*Exercise*:
Print the entire listing. Each line must match the original exactly.

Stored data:
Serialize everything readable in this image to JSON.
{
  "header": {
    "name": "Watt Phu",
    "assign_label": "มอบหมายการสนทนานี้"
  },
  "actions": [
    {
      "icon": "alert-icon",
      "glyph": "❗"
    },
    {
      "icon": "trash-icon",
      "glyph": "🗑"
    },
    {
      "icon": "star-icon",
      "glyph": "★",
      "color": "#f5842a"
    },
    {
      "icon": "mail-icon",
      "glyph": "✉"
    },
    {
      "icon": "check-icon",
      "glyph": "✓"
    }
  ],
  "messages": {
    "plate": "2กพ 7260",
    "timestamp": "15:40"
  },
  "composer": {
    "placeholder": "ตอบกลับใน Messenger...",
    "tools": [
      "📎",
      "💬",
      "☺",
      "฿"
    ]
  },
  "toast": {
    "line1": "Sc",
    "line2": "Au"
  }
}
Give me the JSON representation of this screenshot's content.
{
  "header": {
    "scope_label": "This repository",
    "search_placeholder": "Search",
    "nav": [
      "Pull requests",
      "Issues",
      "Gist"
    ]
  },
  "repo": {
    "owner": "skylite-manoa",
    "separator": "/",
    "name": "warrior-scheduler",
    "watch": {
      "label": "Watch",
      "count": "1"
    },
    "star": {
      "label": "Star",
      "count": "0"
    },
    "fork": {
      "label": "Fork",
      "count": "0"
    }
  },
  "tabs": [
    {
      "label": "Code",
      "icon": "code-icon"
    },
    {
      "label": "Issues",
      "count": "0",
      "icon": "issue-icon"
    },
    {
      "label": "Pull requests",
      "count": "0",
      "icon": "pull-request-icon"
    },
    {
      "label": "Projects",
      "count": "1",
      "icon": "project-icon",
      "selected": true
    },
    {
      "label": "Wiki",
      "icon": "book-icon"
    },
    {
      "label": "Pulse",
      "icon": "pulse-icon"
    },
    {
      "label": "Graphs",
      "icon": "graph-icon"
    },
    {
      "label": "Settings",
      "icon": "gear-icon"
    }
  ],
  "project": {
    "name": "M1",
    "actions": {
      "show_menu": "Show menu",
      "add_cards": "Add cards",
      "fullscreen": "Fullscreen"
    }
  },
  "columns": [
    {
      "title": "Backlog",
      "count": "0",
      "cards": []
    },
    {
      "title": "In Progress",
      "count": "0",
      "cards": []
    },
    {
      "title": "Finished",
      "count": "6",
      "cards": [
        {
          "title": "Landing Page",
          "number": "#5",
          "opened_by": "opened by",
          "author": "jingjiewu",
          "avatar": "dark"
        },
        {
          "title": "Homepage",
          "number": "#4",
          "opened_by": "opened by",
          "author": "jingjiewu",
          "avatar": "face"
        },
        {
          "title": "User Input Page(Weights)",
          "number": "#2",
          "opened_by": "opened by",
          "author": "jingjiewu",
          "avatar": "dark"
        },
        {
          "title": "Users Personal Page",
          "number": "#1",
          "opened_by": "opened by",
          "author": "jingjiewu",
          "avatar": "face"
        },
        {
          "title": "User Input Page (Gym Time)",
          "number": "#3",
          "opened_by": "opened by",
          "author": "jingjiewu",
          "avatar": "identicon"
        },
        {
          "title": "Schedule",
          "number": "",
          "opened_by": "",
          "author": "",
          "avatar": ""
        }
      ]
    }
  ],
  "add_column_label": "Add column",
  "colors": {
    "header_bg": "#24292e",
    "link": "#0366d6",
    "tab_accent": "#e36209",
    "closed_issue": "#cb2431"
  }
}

*Completed exercise*:
Serialize everything readable in this image to JSON.
{
  "header": {
    "name": "Watt Phu",
    "assign_label": "มอบหมายการสนทนานี้"
  },
  "actions": [
    {
      "icon": "alert-icon",
      "glyph": "❗"
    },
    {
      "icon": "trash-icon",
      "glyph": "🗑"
    },
    {
      "icon": "star-icon",
      "glyph": "★",
      "color": "#f5842a"
    },
    {
      "icon": "mail-icon",
      "glyph": "✉"
    },
    {
      "icon": "check-icon",
      "glyph": "✓"
    }
  ],
  "messages": {
    "plate": "2กพ 7260",
    "timestamp": "15:40"
  },
  "composer": {
    "placeholder": "ตอบกลับใน Messenger...",
    "tools": [
      "📎",
      "💬",
      "☺",
      "฿"
    ]
  },
  "toast": {
    "line1": "Sc",
    "line2": "Au"
  }
}
Give me the JSON representation of this screenshot's content.
{
  "header": {
    "scope_label": "This repository",
    "search_placeholder": "Search",
    "nav": [
      "Pull requests",
      "Issues",
      "Gist"
    ]
  },
  "repo": {
    "owner": "skylite-manoa",
    "separator": "/",
    "name": "warrior-scheduler",
    "watch": {
      "label": "Watch",
      "count": "1"
    },
    "star": {
      "label": "Star",
      "count": "0"
    },
    "fork": {
      "label": "Fork",
      "count": "0"
    }
  },
  "tabs": [
    {
      "label": "Code",
      "icon": "code-icon"
    },
    {
      "label": "Issues",
      "count": "0",
      "icon": "issue-icon"
    },
    {
      "label": "Pull requests",
      "count": "0",
      "icon": "pull-request-icon"
    },
    {
      "label": "Projects",
      "count": "1",
      "icon": "project-icon",
      "selected": true
    },
    {
      "label": "Wiki",
      "icon": "book-icon"
    },
    {
      "label": "Pulse",
      "icon": "pulse-icon"
    },
    {
      "label": "Graphs",
      "icon": "graph-icon"
    },
    {
      "label": "Settings",
      "icon": "gear-icon"
    }
  ],
  "project": {
    "name": "M1",
    "actions": {
      "show_menu": "Show menu",
      "add_cards": "Add cards",
      "fullscreen": "Fullscreen"
    }
  },
  "columns": [
    {
      "title": "Backlog",
      "count": "0",
      "cards": []
    },
    {
      "title": "In Progress",
      "count": "0",
      "cards": []
    },
    {
      "title": "Finished",
      "count": "6",
      "cards": [
        {
          "title": "Landing Page",
          "number": "#5",
          "opened_by": "opened by",
          "author": "jingjiewu",
          "avatar": "dark"
        },
        {
          "title": "Homepage",
          "number": "#4",
          "opened_by": "opened by",
          "author": "jingjiewu",
          "avatar": "face"
        },
        {
          "title": "User Input Page(Weights)",
          "number": "#2",
          "opened_by": "opened by",
          "author": "jingjiewu",
          "avatar": "dark"
        },
        {
          "title": "Users Personal Page",
          "number": "#1",
          "opened_by": "opened by",
          "author": "jingjiewu",
          "avatar": "face"
        },
        {
          "title": "User Input Page (Gym Time)",
          "number": "#3",
          "opened_by": "opened by",
          "author": "jingjiewu",
          "avatar": "identicon"
        },
        {
          "title": "Schedule",
          "number": "",
          "opened_by": "",
          "author": "",
          "avatar": ""
        }
      ]
    }
  ],
  "add_column_label": "Add column",
  "colors": {
    "header_bg": "#24292e",
    "link": "#0366d6",
    "tab_accent": "#e36209",
    "closed_issue": "#cb2431"
  }
}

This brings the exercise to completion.